# Task prompt:
Without the images, output each record below as it stands.

# Data entries:
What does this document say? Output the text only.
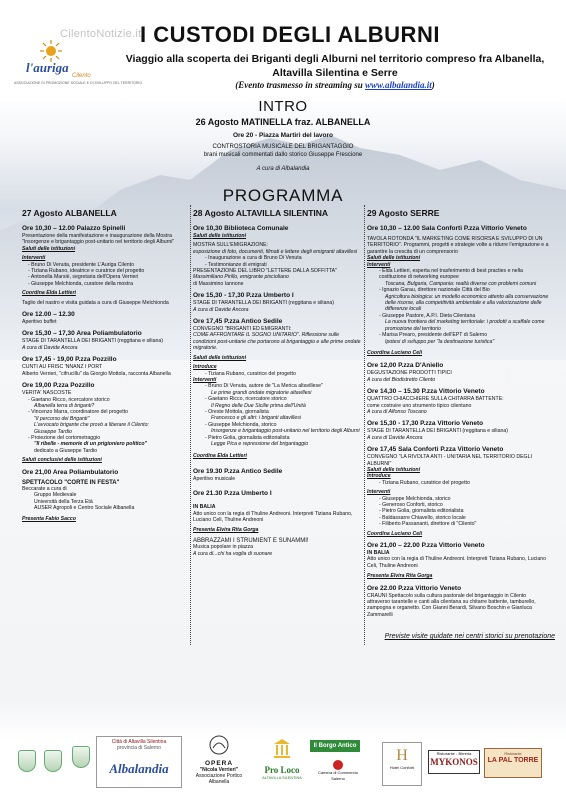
CilentoNotizie.it
l'auriga
Cilento
ASSOCIAZIONE DI PROMOZIONE SOCIALE E DI SVILUPPO DEL TERRITORIO
I CUSTODI DEGLI ALBURNI
Viaggio alla scoperta dei Briganti degli Alburni nel territorio compreso fra Albanella, Altavilla Silentina e Serre
(Evento trasmesso in streaming su www.albalandia.it)
INTRO
26 Agosto MATINELLA fraz. ALBANELLA
Ore 20 - Piazza Martiri del lavoro
CONTROSTORIA MUSICALE DEL BRIGANTAGGIO
brani musicali commentati dallo storico Giuseppe Frescione
A cura di Albalandia
PROGRAMMA
27 Agosto ALBANELLA
Ore 10,30 – 12.00 Palazzo Spinelli
Presentazione della manifestazione e inaugurazione della Mostra "Insorgenze e brigantaggio post-unitario nel territorio degli Alburni"
Saluti delle istituzioni
Interventi
- Bruno Di Venuta, presidente L'Auriga Cilento
- Tiziana Rubano, ideatrice e curatrice del progetto
- Antonella Marsiè, segretaria dell'Opera Verrieri
- Giuseppe Melchionda, curatore della mostra
Coordina Elda Lettieri
Taglio del nastro e visita guidata a cura di Giuseppe Melchionda
Ore 12.00 – 12.30
Aperitivo buffet
Ore 15,30 – 17,30 Area Poliambulatorio
STAGE DI TARANTELLA DEI BRIGANTI (reggitana e siliana)
A cura di Davide Ancora
Ore 17,45 - 19,00 P.zza Pozzillo
CUNTI AU FRISC 'NNANZ I PORT
Alberto Verrieri, "cifrucillu" da Giorgio Mottola, racconta Albanella
Ore 19,00 P.zza Pozzillo
VERITA' NASCOSTE
- Gaetano Ricco, ricercatore storico
Albanella terra di briganti?
- Vincenzo Marra, coordinatore del progetto
"Il percorso dei Briganti"
L'avvocato brigante che provò a liberare il Cilento:
Giuseppe Tardio
- Proiezione del cortometraggio
"Il ribelle - memorie di un prigioniero politico"
dedicato a Giuseppe Tardio
Saluti conclusivi delle istituzioni
Ore 21,00 Area Poliambulatorio
SPETTACOLO "CORTE IN FESTA"
Beccarate a cura di
Gruppo Medievale
Università della Terza Età
AUSER Agropoli e Centro Sociale Albanella
Presenta Fabio Sacco
28 Agosto ALTAVILLA SILENTINA
Ore 10,30 Biblioteca Comunale
Saluti delle istituzioni
MOSTRA SULL'EMIGRAZIONE:
esposizione di foto, documenti, filmati e lettere degli emigranti altavillesi
- Inaugurazione a cura di Bruno Di Venuta
- Testimonianze di emigrati
PRESENTAZIONE DEL LIBRO "LETTERE DALLA SOFFITTA"
Massimiliano Pirillo, emigrante piscioliano
di Massimino Iannone
Ore 15,30 - 17,30 P.zza Umberto I
STAGE DI TARANTELLA DEI BRIGANTI (reggitana e siliana)
A cura di Davide Ancora
Ore 17,45 P.zza Antico Sedile
CONVEGNO "BRIGANTI ED EMIGRANTI:
COME AFFRONTARE IL SOGNO UNITARIO". Riflessione sulle condizioni post-unitarie che portarono al brigantaggio e alle prime ondate migratorie.
Saluti delle istituzioni
Introduce
- Tiziana Rubano, curatrice del progetto
Interventi
- Bruno Di Venuta, autore de "La Merica altavillese"
Le prime grandi ondate migratorie altavillesi
- Gaetano Ricco, ricercatore storico
Il Regno delle Due Sicilie prima dell'Unità
- Oreste Mottola, giornalista
Francesco e gli altri: i briganti altavillesi
- Giuseppe Melchionda, storico
Insorgenze e brigantaggio post-unitario nel territorio degli Alburni
- Pietro Golia, giornalista editorialista
Legge Pica e repressione del brigantaggio
Coordina Elda Lettieri
Ore 19.30 P.zza Antico Sedile
Aperitivo musicale
Ore 21.30 P.zza Umberto I
IN BALIA
Atto unico con la regia di Thuline Andreoni. Interpreti Tiziana Rubano, Luciano Celi, Thuline Andreoni
Presenta Elvira Rita Gorga
ABBRAZZAMI I STRUMIENT E SUNAMMI!
Musica popolare in piazza
A cura di...chi ha voglia di suonare
29 Agosto SERRE
Ore 10,30 – 12.00 Sala Conforti P.zza Vittorio Veneto
TAVOLA ROTONDA "IL MARKETING COME RISORSA E SVILUPPO DI UN TERRITORIO". Programmi, progetti e strategie volte a ridurre l'emigrazione e a garantire la crescita di un comprensorio
Saluti delle istituzioni
Interventi
- Elda Lettieri, esperta nel trasferimento di best practies e nella costituzione di networking europee
Toscana, Bulgaria, Campania: realtà diverse con problemi comuni
- Ignazio Garau, direttore nazionale Città del Bio
Agricoltura biologica: un modello economico attento alla conservazione delle risorse, alla competitività ambientale e alla valorizzazione delle differenze locali
- Giuseppe Pastore, A.P.I. Dieta Cilentana
La nuova frontiera del marketing territoriale: i prodotti a scaffale come promozione del territorio
- Marisa Prearo, presidente dell'EPT di Salerno
Ipotesi di sviluppo per "la destinazione turistica"
Coordina Luciano Celi
Ore 12,00 P.zza D'Aniello
DEGUSTAZIONE PRODOTTI TIPICI
A cura del Biodistretto Cilento
Ore 14,30 – 15.30 P.zza Vittorio Veneto
QUATTRO CHIACCHIERE SULLA CHITARRA BATTENTE:
come costruire uno strumento tipico cilentano
A cura di Alfonso Toscano
Ore 15,30 - 17,30 P.zza Vittorio Veneto
STAGE DI TARANTELLA DEI BRIGANTI (reggitana e siliana)
A cura di Davide Ancora
Ore 17,45 Sala Conforti P.zza Vittorio Veneto
CONVEGNO "LA RIVOLTA ANTI - UNITARIA NEL TERRITORIO DEGLI ALBURNI"
Saluti delle istituzioni
Introduce
- Tiziana Rubano, curatrice del progetto
Interventi
- Giuseppe Melchionda, storico
- Generoso Conforti, storico
- Pietro Golia, giornalista editorialista
- Baldassarre Chiavello, storico locale
- Filiberto Passananti, direttore di "Cilento"
Coordina Luciano Celi
Ore 21,00 – 22.00 P.zza Vittorio Veneto
IN BALIA
Atto unico con la regia di Thuline Andreoni. Interpreti Tiziana Rubano, Luciano Celi, Thuline Andreoni
Presenta Elvira Rita Gorga
Ore 22.00 P.zza Vittorio Veneto
CRAUNI Spettacolo sulla cultura pastorale del brigantaggio in Cilento attraverso tarantelle e canti alla cilentana su chitarre battente, tamburello, zampogna e organetto. Con Gianni Berardi, Silvano Boschin e Gianluca Zammarelli
Previste visite guidate nei centri storici su prenotazione
Città di Altavilla Silentina
provincia di Salerno
Albalandia	OPERA
"Nicola Verrieri"
Associazione Portico
Albanella
Pro Loco
ALTAVILLA SILENTINA
Il Borgo Antico
Camera di Commercio
Salerno
H
Hotel Conforti
Ristorante - Birreria
MYKONOS
Ristorante
LA PAL TORRE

# Answer in full:
What does this document say? Output the text only.
CilentoNotizie.it
l'auriga
Cilento
ASSOCIAZIONE DI PROMOZIONE SOCIALE E DI SVILUPPO DEL TERRITORIO
I CUSTODI DEGLI ALBURNI
Viaggio alla scoperta dei Briganti degli Alburni nel territorio compreso fra Albanella, Altavilla Silentina e Serre
(Evento trasmesso in streaming su www.albalandia.it)
INTRO
26 Agosto MATINELLA fraz. ALBANELLA
Ore 20 - Piazza Martiri del lavoro
CONTROSTORIA MUSICALE DEL BRIGANTAGGIO
brani musicali commentati dallo storico Giuseppe Frescione
A cura di Albalandia
PROGRAMMA
27 Agosto ALBANELLA
Ore 10,30 – 12.00 Palazzo Spinelli
Presentazione della manifestazione e inaugurazione della Mostra "Insorgenze e brigantaggio post-unitario nel territorio degli Alburni"
Saluti delle istituzioni
Interventi
- Bruno Di Venuta, presidente L'Auriga Cilento
- Tiziana Rubano, ideatrice e curatrice del progetto
- Antonella Marsiè, segretaria dell'Opera Verrieri
- Giuseppe Melchionda, curatore della mostra
Coordina Elda Lettieri
Taglio del nastro e visita guidata a cura di Giuseppe Melchionda
Ore 12.00 – 12.30
Aperitivo buffet
Ore 15,30 – 17,30 Area Poliambulatorio
STAGE DI TARANTELLA DEI BRIGANTI (reggitana e siliana)
A cura di Davide Ancora
Ore 17,45 - 19,00 P.zza Pozzillo
CUNTI AU FRISC 'NNANZ I PORT
Alberto Verrieri, "cifrucillu" da Giorgio Mottola, racconta Albanella
Ore 19,00 P.zza Pozzillo
VERITA' NASCOSTE
- Gaetano Ricco, ricercatore storico
Albanella terra di briganti?
- Vincenzo Marra, coordinatore del progetto
"Il percorso dei Briganti"
L'avvocato brigante che provò a liberare il Cilento:
Giuseppe Tardio
- Proiezione del cortometraggio
"Il ribelle - memorie di un prigioniero politico"
dedicato a Giuseppe Tardio
Saluti conclusivi delle istituzioni
Ore 21,00 Area Poliambulatorio
SPETTACOLO "CORTE IN FESTA"
Beccarate a cura di
Gruppo Medievale
Università della Terza Età
AUSER Agropoli e Centro Sociale Albanella
Presenta Fabio Sacco
28 Agosto ALTAVILLA SILENTINA
Ore 10,30 Biblioteca Comunale
Saluti delle istituzioni
MOSTRA SULL'EMIGRAZIONE:
esposizione di foto, documenti, filmati e lettere degli emigranti altavillesi
- Inaugurazione a cura di Bruno Di Venuta
- Testimonianze di emigrati
PRESENTAZIONE DEL LIBRO "LETTERE DALLA SOFFITTA"
Massimiliano Pirillo, emigrante piscioliano
di Massimino Iannone
Ore 15,30 - 17,30 P.zza Umberto I
STAGE DI TARANTELLA DEI BRIGANTI (reggitana e siliana)
A cura di Davide Ancora
Ore 17,45 P.zza Antico Sedile
CONVEGNO "BRIGANTI ED EMIGRANTI:
COME AFFRONTARE IL SOGNO UNITARIO". Riflessione sulle condizioni post-unitarie che portarono al brigantaggio e alle prime ondate migratorie.
Saluti delle istituzioni
Introduce
- Tiziana Rubano, curatrice del progetto
Interventi
- Bruno Di Venuta, autore de "La Merica altavillese"
Le prime grandi ondate migratorie altavillesi
- Gaetano Ricco, ricercatore storico
Il Regno delle Due Sicilie prima dell'Unità
- Oreste Mottola, giornalista
Francesco e gli altri: i briganti altavillesi
- Giuseppe Melchionda, storico
Insorgenze e brigantaggio post-unitario nel territorio degli Alburni
- Pietro Golia, giornalista editorialista
Legge Pica e repressione del brigantaggio
Coordina Elda Lettieri
Ore 19.30 P.zza Antico Sedile
Aperitivo musicale
Ore 21.30 P.zza Umberto I
IN BALIA
Atto unico con la regia di Thuline Andreoni. Interpreti Tiziana Rubano, Luciano Celi, Thuline Andreoni
Presenta Elvira Rita Gorga
ABBRAZZAMI I STRUMIENT E SUNAMMI!
Musica popolare in piazza
A cura di...chi ha voglia di suonare
29 Agosto SERRE
Ore 10,30 – 12.00 Sala Conforti P.zza Vittorio Veneto
TAVOLA ROTONDA "IL MARKETING COME RISORSA E SVILUPPO DI UN TERRITORIO". Programmi, progetti e strategie volte a ridurre l'emigrazione e a garantire la crescita di un comprensorio
Saluti delle istituzioni
Interventi
- Elda Lettieri, esperta nel trasferimento di best practies e nella costituzione di networking europee
Toscana, Bulgaria, Campania: realtà diverse con problemi comuni
- Ignazio Garau, direttore nazionale Città del Bio
Agricoltura biologica: un modello economico attento alla conservazione delle risorse, alla competitività ambientale e alla valorizzazione delle differenze locali
- Giuseppe Pastore, A.P.I. Dieta Cilentana
La nuova frontiera del marketing territoriale: i prodotti a scaffale come promozione del territorio
- Marisa Prearo, presidente dell'EPT di Salerno
Ipotesi di sviluppo per "la destinazione turistica"
Coordina Luciano Celi
Ore 12,00 P.zza D'Aniello
DEGUSTAZIONE PRODOTTI TIPICI
A cura del Biodistretto Cilento
Ore 14,30 – 15.30 P.zza Vittorio Veneto
QUATTRO CHIACCHIERE SULLA CHITARRA BATTENTE:
come costruire uno strumento tipico cilentano
A cura di Alfonso Toscano
Ore 15,30 - 17,30 P.zza Vittorio Veneto
STAGE DI TARANTELLA DEI BRIGANTI (reggitana e siliana)
A cura di Davide Ancora
Ore 17,45 Sala Conforti P.zza Vittorio Veneto
CONVEGNO "LA RIVOLTA ANTI - UNITARIA NEL TERRITORIO DEGLI ALBURNI"
Saluti delle istituzioni
Introduce
- Tiziana Rubano, curatrice del progetto
Interventi
- Giuseppe Melchionda, storico
- Generoso Conforti, storico
- Pietro Golia, giornalista editorialista
- Baldassarre Chiavello, storico locale
- Filiberto Passananti, direttore di "Cilento"
Coordina Luciano Celi
Ore 21,00 – 22.00 P.zza Vittorio Veneto
IN BALIA
Atto unico con la regia di Thuline Andreoni. Interpreti Tiziana Rubano, Luciano Celi, Thuline Andreoni
Presenta Elvira Rita Gorga
Ore 22.00 P.zza Vittorio Veneto
CRAUNI Spettacolo sulla cultura pastorale del brigantaggio in Cilento attraverso tarantelle e canti alla cilentana su chitarre battente, tamburello, zampogna e organetto. Con Gianni Berardi, Silvano Boschin e Gianluca Zammarelli
Previste visite guidate nei centri storici su prenotazione
Città di Altavilla Silentina
provincia di Salerno
Albalandia	OPERA
"Nicola Verrieri"
Associazione Portico
Albanella
Pro Loco
ALTAVILLA SILENTINA
Il Borgo Antico
Camera di Commercio
Salerno
H
Hotel Conforti
Ristorante - Birreria
MYKONOS
Ristorante
LA PAL TORRE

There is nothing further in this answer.